▶ WORK TO COMPLETE
Copy out every line containing the word "BLACK".
# # # # #
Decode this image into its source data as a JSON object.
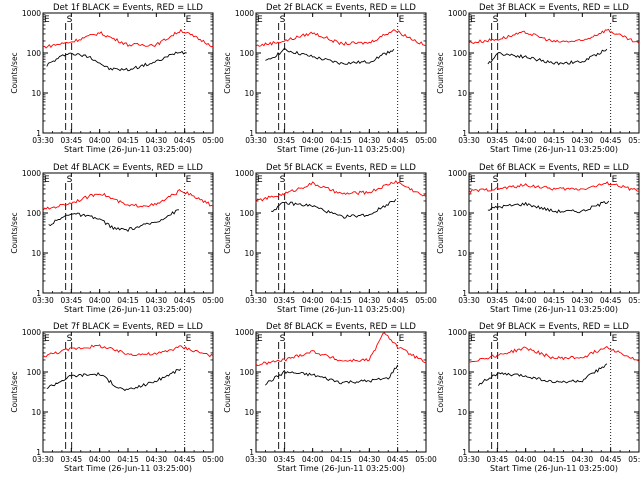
{
  "figure": {
    "ylabel": "Counts/sec",
    "xlabel": "Start Time (26-Jun-11 03:25:00)",
    "colors": {
      "events": "#000000",
      "lld": "#ff0000",
      "axes": "#000000"
    }
  },
  "chart_data": [
    {
      "type": "line",
      "title": "Det 1f BLACK = Events, RED = LLD",
      "xlim": [
        "03:30",
        "05:00"
      ],
      "ylim": [
        1,
        1000
      ],
      "yscale": "log",
      "xticks": [
        "03:30",
        "03:45",
        "04:00",
        "04:15",
        "04:30",
        "04:45",
        "05:00"
      ],
      "yticks": [
        "1",
        "10",
        "100",
        "1000"
      ],
      "markers": [
        {
          "label": "E",
          "x": "03:30"
        },
        {
          "label": "S",
          "x": "03:42"
        },
        {
          "label": "E",
          "x": "04:45"
        }
      ],
      "series": [
        {
          "name": "Events",
          "values": [
            {
              "x": "03:32",
              "y": 50
            },
            {
              "x": "03:43",
              "y": 100
            },
            {
              "x": "03:55",
              "y": 80
            },
            {
              "x": "04:05",
              "y": 40
            },
            {
              "x": "04:15",
              "y": 38
            },
            {
              "x": "04:30",
              "y": 60
            },
            {
              "x": "04:42",
              "y": 110
            },
            {
              "x": "04:46",
              "y": 100
            }
          ]
        },
        {
          "name": "LLD",
          "values": [
            {
              "x": "03:30",
              "y": 140
            },
            {
              "x": "03:45",
              "y": 190
            },
            {
              "x": "04:00",
              "y": 320
            },
            {
              "x": "04:15",
              "y": 160
            },
            {
              "x": "04:30",
              "y": 160
            },
            {
              "x": "04:43",
              "y": 370
            },
            {
              "x": "05:00",
              "y": 150
            }
          ]
        }
      ]
    },
    {
      "type": "line",
      "title": "Det 2f BLACK = Events, RED = LLD",
      "xlim": [
        "03:30",
        "05:00"
      ],
      "ylim": [
        1,
        1000
      ],
      "yscale": "log",
      "xticks": [
        "03:30",
        "03:45",
        "04:00",
        "04:15",
        "04:30",
        "04:45",
        "05:00"
      ],
      "yticks": [
        "1",
        "10",
        "100",
        "1000"
      ],
      "markers": [
        {
          "label": "E",
          "x": "03:30"
        },
        {
          "label": "S",
          "x": "03:42"
        },
        {
          "label": "E",
          "x": "04:45"
        }
      ],
      "series": [
        {
          "name": "Events",
          "values": [
            {
              "x": "03:35",
              "y": 60
            },
            {
              "x": "03:45",
              "y": 120
            },
            {
              "x": "04:00",
              "y": 80
            },
            {
              "x": "04:15",
              "y": 55
            },
            {
              "x": "04:30",
              "y": 60
            },
            {
              "x": "04:43",
              "y": 125
            }
          ]
        },
        {
          "name": "LLD",
          "values": [
            {
              "x": "03:30",
              "y": 150
            },
            {
              "x": "03:45",
              "y": 200
            },
            {
              "x": "04:00",
              "y": 320
            },
            {
              "x": "04:15",
              "y": 170
            },
            {
              "x": "04:30",
              "y": 180
            },
            {
              "x": "04:43",
              "y": 380
            },
            {
              "x": "05:00",
              "y": 150
            }
          ]
        }
      ]
    },
    {
      "type": "line",
      "title": "Det 3f BLACK = Events, RED = LLD",
      "xlim": [
        "03:30",
        "05:00"
      ],
      "ylim": [
        1,
        1000
      ],
      "yscale": "log",
      "xticks": [
        "03:30",
        "03:45",
        "04:00",
        "04:15",
        "04:30",
        "04:45",
        "05:00"
      ],
      "yticks": [
        "1",
        "10",
        "100",
        "1000"
      ],
      "markers": [
        {
          "label": "E",
          "x": "03:30"
        },
        {
          "label": "S",
          "x": "03:42"
        },
        {
          "label": "E",
          "x": "04:45"
        }
      ],
      "series": [
        {
          "name": "Events",
          "values": [
            {
              "x": "03:40",
              "y": 50
            },
            {
              "x": "03:45",
              "y": 100
            },
            {
              "x": "04:00",
              "y": 80
            },
            {
              "x": "04:15",
              "y": 55
            },
            {
              "x": "04:30",
              "y": 60
            },
            {
              "x": "04:43",
              "y": 125
            }
          ]
        },
        {
          "name": "LLD",
          "values": [
            {
              "x": "03:30",
              "y": 180
            },
            {
              "x": "03:45",
              "y": 220
            },
            {
              "x": "04:00",
              "y": 330
            },
            {
              "x": "04:15",
              "y": 190
            },
            {
              "x": "04:30",
              "y": 200
            },
            {
              "x": "04:43",
              "y": 380
            },
            {
              "x": "05:00",
              "y": 170
            }
          ]
        }
      ]
    },
    {
      "type": "line",
      "title": "Det 4f BLACK = Events, RED = LLD",
      "xlim": [
        "03:30",
        "05:00"
      ],
      "ylim": [
        1,
        1000
      ],
      "yscale": "log",
      "xticks": [
        "03:30",
        "03:45",
        "04:00",
        "04:15",
        "04:30",
        "04:45",
        "05:00"
      ],
      "yticks": [
        "1",
        "10",
        "100",
        "1000"
      ],
      "markers": [
        {
          "label": "E",
          "x": "03:30"
        },
        {
          "label": "S",
          "x": "03:42"
        },
        {
          "label": "E",
          "x": "04:45"
        }
      ],
      "series": [
        {
          "name": "Events",
          "values": [
            {
              "x": "03:33",
              "y": 50
            },
            {
              "x": "03:45",
              "y": 100
            },
            {
              "x": "04:00",
              "y": 70
            },
            {
              "x": "04:08",
              "y": 40
            },
            {
              "x": "04:15",
              "y": 38
            },
            {
              "x": "04:30",
              "y": 60
            },
            {
              "x": "04:42",
              "y": 120
            }
          ]
        },
        {
          "name": "LLD",
          "values": [
            {
              "x": "03:30",
              "y": 120
            },
            {
              "x": "03:45",
              "y": 180
            },
            {
              "x": "04:00",
              "y": 320
            },
            {
              "x": "04:15",
              "y": 150
            },
            {
              "x": "04:30",
              "y": 160
            },
            {
              "x": "04:43",
              "y": 370
            },
            {
              "x": "05:00",
              "y": 150
            }
          ]
        }
      ]
    },
    {
      "type": "line",
      "title": "Det 5f BLACK = Events, RED = LLD",
      "xlim": [
        "03:30",
        "05:00"
      ],
      "ylim": [
        1,
        1000
      ],
      "yscale": "log",
      "xticks": [
        "03:30",
        "03:45",
        "04:00",
        "04:15",
        "04:30",
        "04:45",
        "05:00"
      ],
      "yticks": [
        "1",
        "10",
        "100",
        "1000"
      ],
      "markers": [
        {
          "label": "E",
          "x": "03:30"
        },
        {
          "label": "S",
          "x": "03:42"
        },
        {
          "label": "E",
          "x": "04:45"
        }
      ],
      "series": [
        {
          "name": "Events",
          "values": [
            {
              "x": "03:38",
              "y": 110
            },
            {
              "x": "03:45",
              "y": 180
            },
            {
              "x": "04:00",
              "y": 150
            },
            {
              "x": "04:15",
              "y": 80
            },
            {
              "x": "04:30",
              "y": 90
            },
            {
              "x": "04:44",
              "y": 220
            }
          ]
        },
        {
          "name": "LLD",
          "values": [
            {
              "x": "03:30",
              "y": 200
            },
            {
              "x": "03:45",
              "y": 300
            },
            {
              "x": "04:00",
              "y": 550
            },
            {
              "x": "04:15",
              "y": 300
            },
            {
              "x": "04:30",
              "y": 330
            },
            {
              "x": "04:44",
              "y": 620
            },
            {
              "x": "05:00",
              "y": 250
            }
          ]
        }
      ]
    },
    {
      "type": "line",
      "title": "Det 6f BLACK = Events, RED = LLD",
      "xlim": [
        "03:30",
        "05:00"
      ],
      "ylim": [
        1,
        1000
      ],
      "yscale": "log",
      "xticks": [
        "03:30",
        "03:45",
        "04:00",
        "04:15",
        "04:30",
        "04:45",
        "05:00"
      ],
      "yticks": [
        "1",
        "10",
        "100",
        "1000"
      ],
      "markers": [
        {
          "label": "E",
          "x": "03:30"
        },
        {
          "label": "S",
          "x": "03:42"
        },
        {
          "label": "E",
          "x": "04:45"
        }
      ],
      "series": [
        {
          "name": "Events",
          "values": [
            {
              "x": "03:40",
              "y": 120
            },
            {
              "x": "03:45",
              "y": 140
            },
            {
              "x": "04:00",
              "y": 170
            },
            {
              "x": "04:15",
              "y": 110
            },
            {
              "x": "04:30",
              "y": 110
            },
            {
              "x": "04:44",
              "y": 200
            }
          ]
        },
        {
          "name": "LLD",
          "values": [
            {
              "x": "03:30",
              "y": 350
            },
            {
              "x": "03:45",
              "y": 400
            },
            {
              "x": "04:00",
              "y": 500
            },
            {
              "x": "04:15",
              "y": 400
            },
            {
              "x": "04:30",
              "y": 400
            },
            {
              "x": "04:44",
              "y": 560
            },
            {
              "x": "05:00",
              "y": 350
            }
          ]
        }
      ]
    },
    {
      "type": "line",
      "title": "Det 7f BLACK = Events, RED = LLD",
      "xlim": [
        "03:30",
        "05:00"
      ],
      "ylim": [
        1,
        1000
      ],
      "yscale": "log",
      "xticks": [
        "03:30",
        "03:45",
        "04:00",
        "04:15",
        "04:30",
        "04:45",
        "05:00"
      ],
      "yticks": [
        "1",
        "10",
        "100",
        "1000"
      ],
      "markers": [
        {
          "label": "E",
          "x": "03:30"
        },
        {
          "label": "S",
          "x": "03:42"
        },
        {
          "label": "E",
          "x": "04:45"
        }
      ],
      "series": [
        {
          "name": "Events",
          "values": [
            {
              "x": "03:32",
              "y": 40
            },
            {
              "x": "03:45",
              "y": 80
            },
            {
              "x": "04:00",
              "y": 90
            },
            {
              "x": "04:10",
              "y": 40
            },
            {
              "x": "04:15",
              "y": 35
            },
            {
              "x": "04:30",
              "y": 60
            },
            {
              "x": "04:43",
              "y": 120
            }
          ]
        },
        {
          "name": "LLD",
          "values": [
            {
              "x": "03:30",
              "y": 250
            },
            {
              "x": "03:45",
              "y": 380
            },
            {
              "x": "04:00",
              "y": 450
            },
            {
              "x": "04:15",
              "y": 280
            },
            {
              "x": "04:30",
              "y": 280
            },
            {
              "x": "04:43",
              "y": 430
            },
            {
              "x": "05:00",
              "y": 250
            }
          ]
        }
      ]
    },
    {
      "type": "line",
      "title": "Det 8f BLACK = Events, RED = LLD",
      "xlim": [
        "03:30",
        "05:00"
      ],
      "ylim": [
        1,
        1000
      ],
      "yscale": "log",
      "xticks": [
        "03:30",
        "03:45",
        "04:00",
        "04:15",
        "04:30",
        "04:45",
        "05:00"
      ],
      "yticks": [
        "1",
        "10",
        "100",
        "1000"
      ],
      "markers": [
        {
          "label": "E",
          "x": "03:30"
        },
        {
          "label": "S",
          "x": "03:42"
        },
        {
          "label": "E",
          "x": "04:45"
        }
      ],
      "series": [
        {
          "name": "Events",
          "values": [
            {
              "x": "03:35",
              "y": 50
            },
            {
              "x": "03:45",
              "y": 100
            },
            {
              "x": "04:00",
              "y": 85
            },
            {
              "x": "04:15",
              "y": 55
            },
            {
              "x": "04:30",
              "y": 60
            },
            {
              "x": "04:40",
              "y": 70
            },
            {
              "x": "04:45",
              "y": 150
            }
          ]
        },
        {
          "name": "LLD",
          "values": [
            {
              "x": "03:30",
              "y": 150
            },
            {
              "x": "03:45",
              "y": 200
            },
            {
              "x": "04:00",
              "y": 330
            },
            {
              "x": "04:15",
              "y": 190
            },
            {
              "x": "04:30",
              "y": 200
            },
            {
              "x": "04:38",
              "y": 1000
            },
            {
              "x": "04:45",
              "y": 420
            },
            {
              "x": "05:00",
              "y": 170
            }
          ]
        }
      ]
    },
    {
      "type": "line",
      "title": "Det 9f BLACK = Events, RED = LLD",
      "xlim": [
        "03:30",
        "05:00"
      ],
      "ylim": [
        1,
        1000
      ],
      "yscale": "log",
      "xticks": [
        "03:30",
        "03:45",
        "04:00",
        "04:15",
        "04:30",
        "04:45",
        "05:00"
      ],
      "yticks": [
        "1",
        "10",
        "100",
        "1000"
      ],
      "markers": [
        {
          "label": "E",
          "x": "03:30"
        },
        {
          "label": "S",
          "x": "03:42"
        },
        {
          "label": "E",
          "x": "04:45"
        }
      ],
      "series": [
        {
          "name": "Events",
          "values": [
            {
              "x": "03:35",
              "y": 50
            },
            {
              "x": "03:45",
              "y": 90
            },
            {
              "x": "04:00",
              "y": 80
            },
            {
              "x": "04:15",
              "y": 55
            },
            {
              "x": "04:30",
              "y": 60
            },
            {
              "x": "04:43",
              "y": 160
            }
          ]
        },
        {
          "name": "LLD",
          "values": [
            {
              "x": "03:30",
              "y": 180
            },
            {
              "x": "03:45",
              "y": 260
            },
            {
              "x": "04:00",
              "y": 400
            },
            {
              "x": "04:15",
              "y": 220
            },
            {
              "x": "04:30",
              "y": 230
            },
            {
              "x": "04:43",
              "y": 430
            },
            {
              "x": "05:00",
              "y": 180
            }
          ]
        }
      ]
    }
  ]
}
# # # # #
▶ ANSWER TO THIS TASK
      "title": "Det 1f BLACK = Events, RED = LLD",
      "title": "Det 2f BLACK = Events, RED = LLD",
      "title": "Det 3f BLACK = Events, RED = LLD",
      "title": "Det 4f BLACK = Events, RED = LLD",
      "title": "Det 5f BLACK = Events, RED = LLD",
      "title": "Det 6f BLACK = Events, RED = LLD",
      "title": "Det 7f BLACK = Events, RED = LLD",
      "title": "Det 8f BLACK = Events, RED = LLD",
      "title": "Det 9f BLACK = Events, RED = LLD",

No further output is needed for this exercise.